Note how many lines include the word "barriers", and give that number by itself.

───── DATA LISTING ─────

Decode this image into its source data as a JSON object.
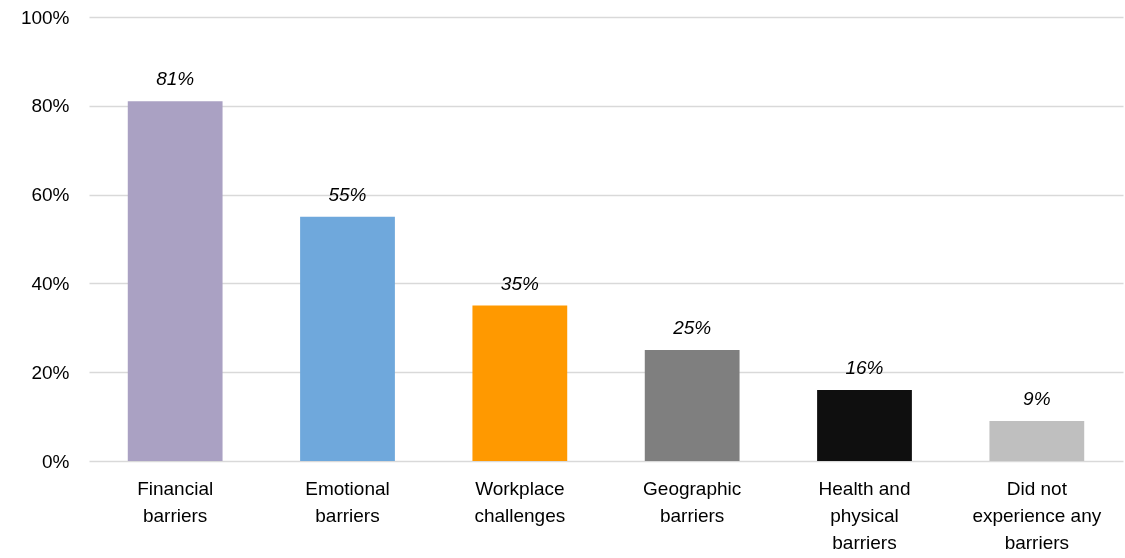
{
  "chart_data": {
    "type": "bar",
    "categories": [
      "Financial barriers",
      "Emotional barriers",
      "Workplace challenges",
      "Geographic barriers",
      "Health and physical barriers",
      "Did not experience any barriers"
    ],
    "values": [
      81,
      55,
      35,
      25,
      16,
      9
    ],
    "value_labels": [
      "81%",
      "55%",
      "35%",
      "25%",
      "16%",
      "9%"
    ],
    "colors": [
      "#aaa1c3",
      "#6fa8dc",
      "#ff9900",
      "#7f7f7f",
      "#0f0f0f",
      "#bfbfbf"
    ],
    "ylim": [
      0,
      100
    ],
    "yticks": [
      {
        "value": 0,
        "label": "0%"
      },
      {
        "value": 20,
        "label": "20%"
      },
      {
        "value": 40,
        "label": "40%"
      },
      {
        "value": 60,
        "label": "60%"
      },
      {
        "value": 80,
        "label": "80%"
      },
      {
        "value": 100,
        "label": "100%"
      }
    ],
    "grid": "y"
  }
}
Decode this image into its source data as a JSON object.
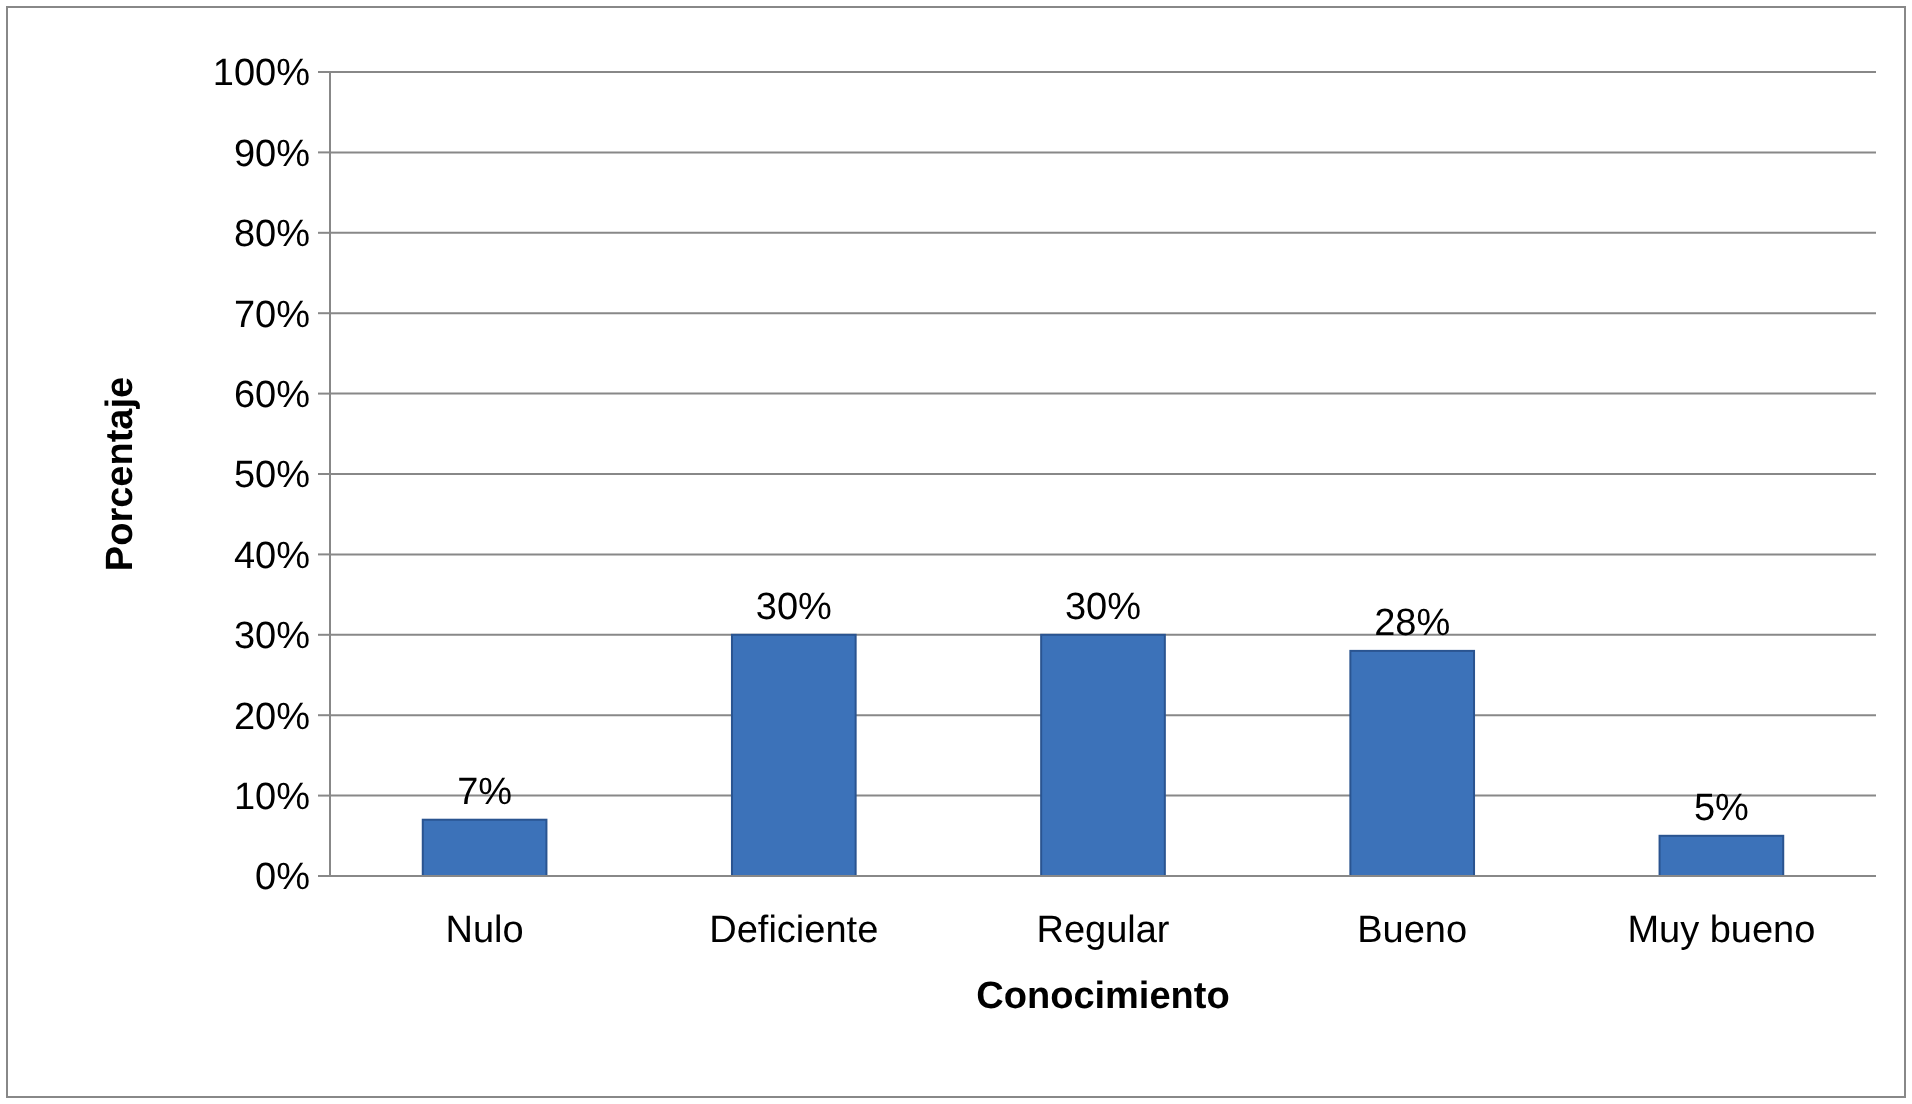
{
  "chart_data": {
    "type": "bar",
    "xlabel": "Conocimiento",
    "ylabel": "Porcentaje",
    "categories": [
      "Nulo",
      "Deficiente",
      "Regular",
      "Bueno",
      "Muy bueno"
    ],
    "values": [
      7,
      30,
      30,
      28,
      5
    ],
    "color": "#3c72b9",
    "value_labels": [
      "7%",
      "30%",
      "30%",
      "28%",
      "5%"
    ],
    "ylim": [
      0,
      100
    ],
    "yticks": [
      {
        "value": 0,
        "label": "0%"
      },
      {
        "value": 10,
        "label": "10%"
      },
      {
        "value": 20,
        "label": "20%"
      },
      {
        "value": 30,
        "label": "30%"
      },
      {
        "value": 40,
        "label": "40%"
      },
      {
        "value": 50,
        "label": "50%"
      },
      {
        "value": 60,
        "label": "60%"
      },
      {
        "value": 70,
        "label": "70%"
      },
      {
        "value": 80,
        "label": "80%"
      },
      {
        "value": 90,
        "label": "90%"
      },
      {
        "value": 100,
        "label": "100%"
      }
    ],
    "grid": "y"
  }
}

─────

| RESPONSE TO THE TASK |
5